## TASK DIRECTIONS:
Read through the data and report every line in which the word "image" occurs.

(Collected data)
'''
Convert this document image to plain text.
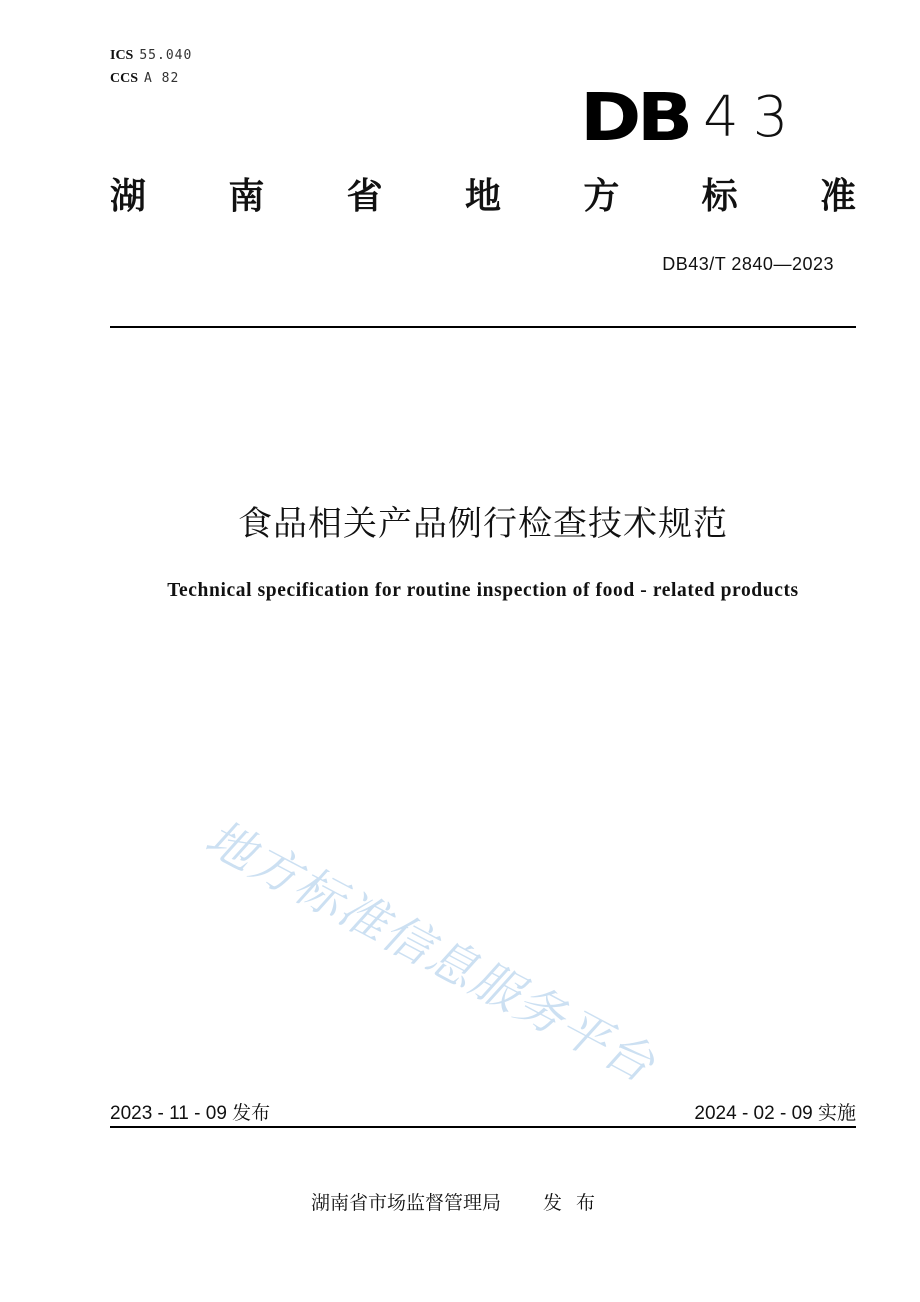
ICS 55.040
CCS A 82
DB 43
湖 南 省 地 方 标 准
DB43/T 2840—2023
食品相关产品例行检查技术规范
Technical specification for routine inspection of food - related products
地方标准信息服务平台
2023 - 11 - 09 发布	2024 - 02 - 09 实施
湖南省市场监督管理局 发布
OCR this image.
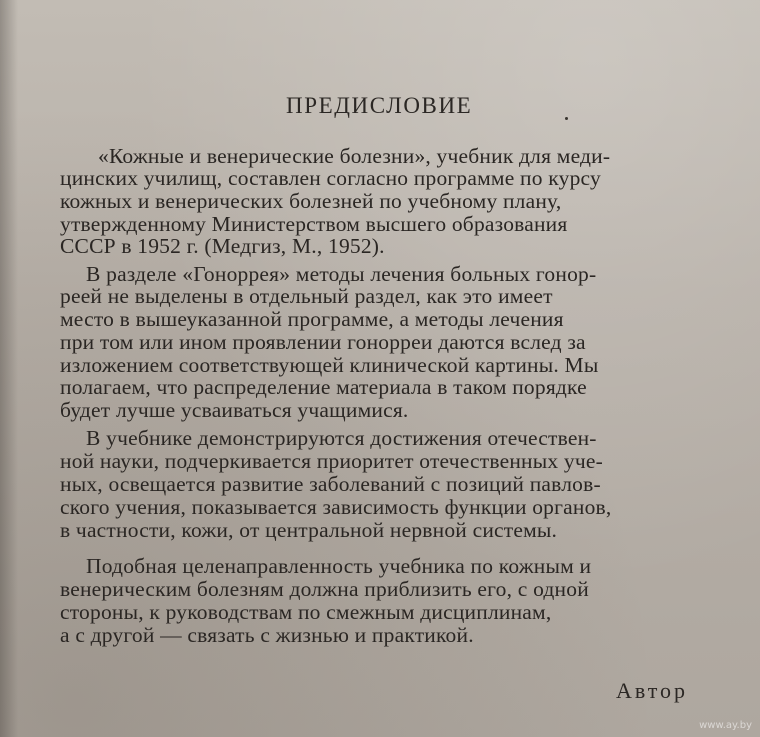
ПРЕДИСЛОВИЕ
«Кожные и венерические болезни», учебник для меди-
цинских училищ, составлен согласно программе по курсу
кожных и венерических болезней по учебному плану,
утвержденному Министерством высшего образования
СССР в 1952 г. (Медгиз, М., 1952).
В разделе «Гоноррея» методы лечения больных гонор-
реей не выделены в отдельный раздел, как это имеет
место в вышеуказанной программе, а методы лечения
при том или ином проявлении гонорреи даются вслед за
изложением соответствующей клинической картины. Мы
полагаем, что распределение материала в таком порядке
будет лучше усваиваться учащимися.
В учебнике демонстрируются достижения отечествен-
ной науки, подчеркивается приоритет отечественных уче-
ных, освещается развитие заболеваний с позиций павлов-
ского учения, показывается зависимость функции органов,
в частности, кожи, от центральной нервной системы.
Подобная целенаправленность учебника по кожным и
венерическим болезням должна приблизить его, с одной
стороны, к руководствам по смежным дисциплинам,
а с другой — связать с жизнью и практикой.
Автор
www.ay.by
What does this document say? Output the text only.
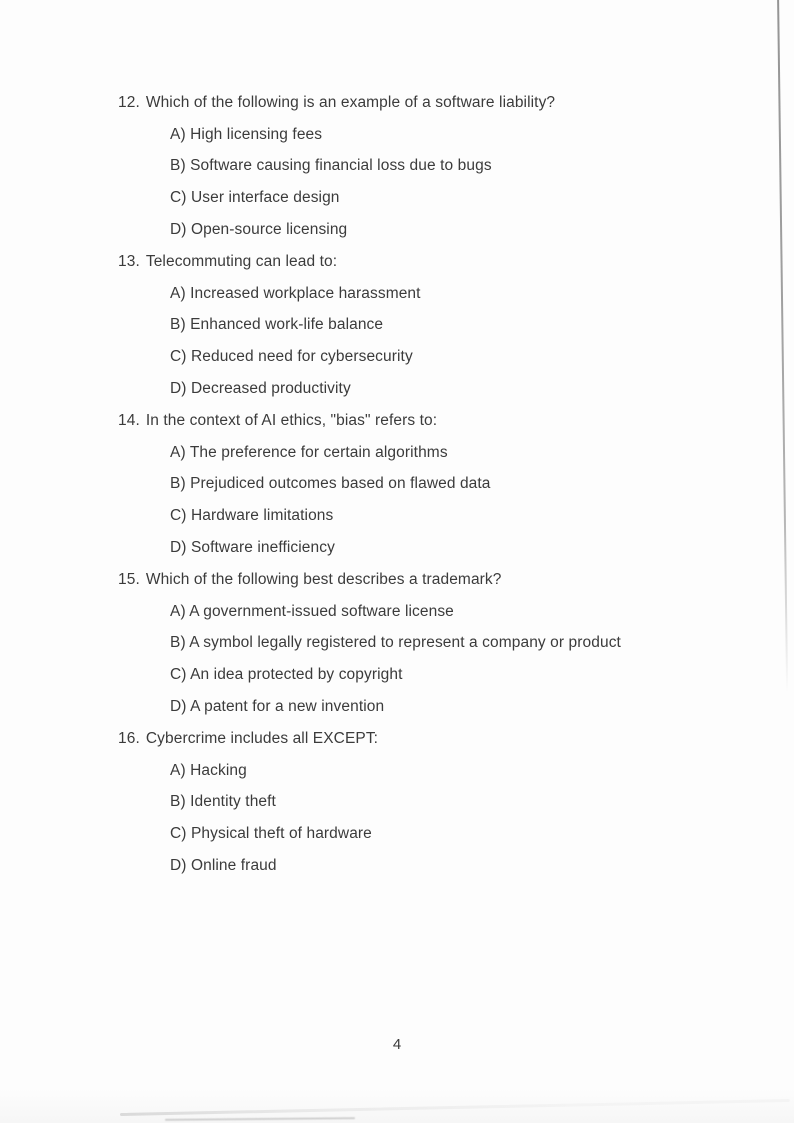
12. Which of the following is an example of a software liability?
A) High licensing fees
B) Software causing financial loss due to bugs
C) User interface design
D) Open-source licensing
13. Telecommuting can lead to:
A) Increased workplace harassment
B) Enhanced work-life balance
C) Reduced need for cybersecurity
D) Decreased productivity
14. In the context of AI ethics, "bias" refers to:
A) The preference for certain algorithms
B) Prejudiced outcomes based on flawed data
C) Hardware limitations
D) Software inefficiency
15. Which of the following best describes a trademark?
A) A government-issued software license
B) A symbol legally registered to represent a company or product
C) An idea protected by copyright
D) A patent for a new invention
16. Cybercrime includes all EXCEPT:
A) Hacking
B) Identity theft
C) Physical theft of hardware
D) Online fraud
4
'''
'''
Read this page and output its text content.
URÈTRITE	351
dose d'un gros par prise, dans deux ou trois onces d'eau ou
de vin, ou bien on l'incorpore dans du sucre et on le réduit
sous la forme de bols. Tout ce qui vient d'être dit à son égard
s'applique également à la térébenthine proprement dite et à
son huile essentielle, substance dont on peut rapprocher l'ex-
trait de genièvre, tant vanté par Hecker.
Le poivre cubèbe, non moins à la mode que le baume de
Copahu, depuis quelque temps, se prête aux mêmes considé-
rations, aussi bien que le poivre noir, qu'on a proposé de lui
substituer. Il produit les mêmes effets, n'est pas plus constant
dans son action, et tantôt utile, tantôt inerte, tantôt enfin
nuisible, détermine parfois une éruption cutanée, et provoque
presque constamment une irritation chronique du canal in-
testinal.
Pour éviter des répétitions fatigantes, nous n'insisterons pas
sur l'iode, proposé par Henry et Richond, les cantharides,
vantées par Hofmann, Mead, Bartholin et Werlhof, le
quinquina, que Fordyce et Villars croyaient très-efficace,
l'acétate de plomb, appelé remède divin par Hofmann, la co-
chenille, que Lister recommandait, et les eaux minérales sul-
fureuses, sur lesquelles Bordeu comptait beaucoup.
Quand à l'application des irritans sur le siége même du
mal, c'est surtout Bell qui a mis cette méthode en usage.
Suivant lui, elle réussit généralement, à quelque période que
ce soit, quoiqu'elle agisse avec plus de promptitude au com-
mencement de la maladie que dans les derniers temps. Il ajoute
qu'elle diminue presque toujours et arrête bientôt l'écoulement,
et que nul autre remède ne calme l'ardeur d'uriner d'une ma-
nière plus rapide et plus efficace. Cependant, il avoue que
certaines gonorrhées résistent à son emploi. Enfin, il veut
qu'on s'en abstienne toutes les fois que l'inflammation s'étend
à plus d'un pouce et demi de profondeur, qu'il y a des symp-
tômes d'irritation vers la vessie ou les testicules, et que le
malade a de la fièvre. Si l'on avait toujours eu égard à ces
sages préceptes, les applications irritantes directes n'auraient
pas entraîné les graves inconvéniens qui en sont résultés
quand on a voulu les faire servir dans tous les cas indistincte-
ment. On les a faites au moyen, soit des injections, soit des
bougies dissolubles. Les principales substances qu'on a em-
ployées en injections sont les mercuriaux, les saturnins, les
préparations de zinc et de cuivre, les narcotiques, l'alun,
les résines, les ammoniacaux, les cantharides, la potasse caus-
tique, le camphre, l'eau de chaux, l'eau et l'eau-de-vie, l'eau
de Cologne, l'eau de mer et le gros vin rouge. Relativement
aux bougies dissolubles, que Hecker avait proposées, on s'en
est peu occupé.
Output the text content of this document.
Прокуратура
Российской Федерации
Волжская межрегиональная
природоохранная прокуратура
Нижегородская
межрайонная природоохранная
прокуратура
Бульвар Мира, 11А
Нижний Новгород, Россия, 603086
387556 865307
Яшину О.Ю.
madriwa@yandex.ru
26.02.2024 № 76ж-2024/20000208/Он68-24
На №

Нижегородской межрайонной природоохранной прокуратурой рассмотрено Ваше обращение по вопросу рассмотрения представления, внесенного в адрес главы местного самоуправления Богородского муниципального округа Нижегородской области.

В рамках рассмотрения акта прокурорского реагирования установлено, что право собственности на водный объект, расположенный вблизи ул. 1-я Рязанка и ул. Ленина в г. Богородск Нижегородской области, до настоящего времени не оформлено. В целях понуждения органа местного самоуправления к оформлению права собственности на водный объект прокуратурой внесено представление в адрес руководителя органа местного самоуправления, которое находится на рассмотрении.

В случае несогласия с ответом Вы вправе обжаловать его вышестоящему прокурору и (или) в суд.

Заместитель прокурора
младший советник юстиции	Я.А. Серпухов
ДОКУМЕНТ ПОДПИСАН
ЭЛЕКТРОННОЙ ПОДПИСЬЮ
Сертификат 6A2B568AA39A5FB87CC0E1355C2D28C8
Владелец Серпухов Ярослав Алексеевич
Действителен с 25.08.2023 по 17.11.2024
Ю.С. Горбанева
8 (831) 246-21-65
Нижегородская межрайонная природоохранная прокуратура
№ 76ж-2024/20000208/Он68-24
'''
## RESPONSE BELOW:
Convert this document image to plain text.
OCR this image.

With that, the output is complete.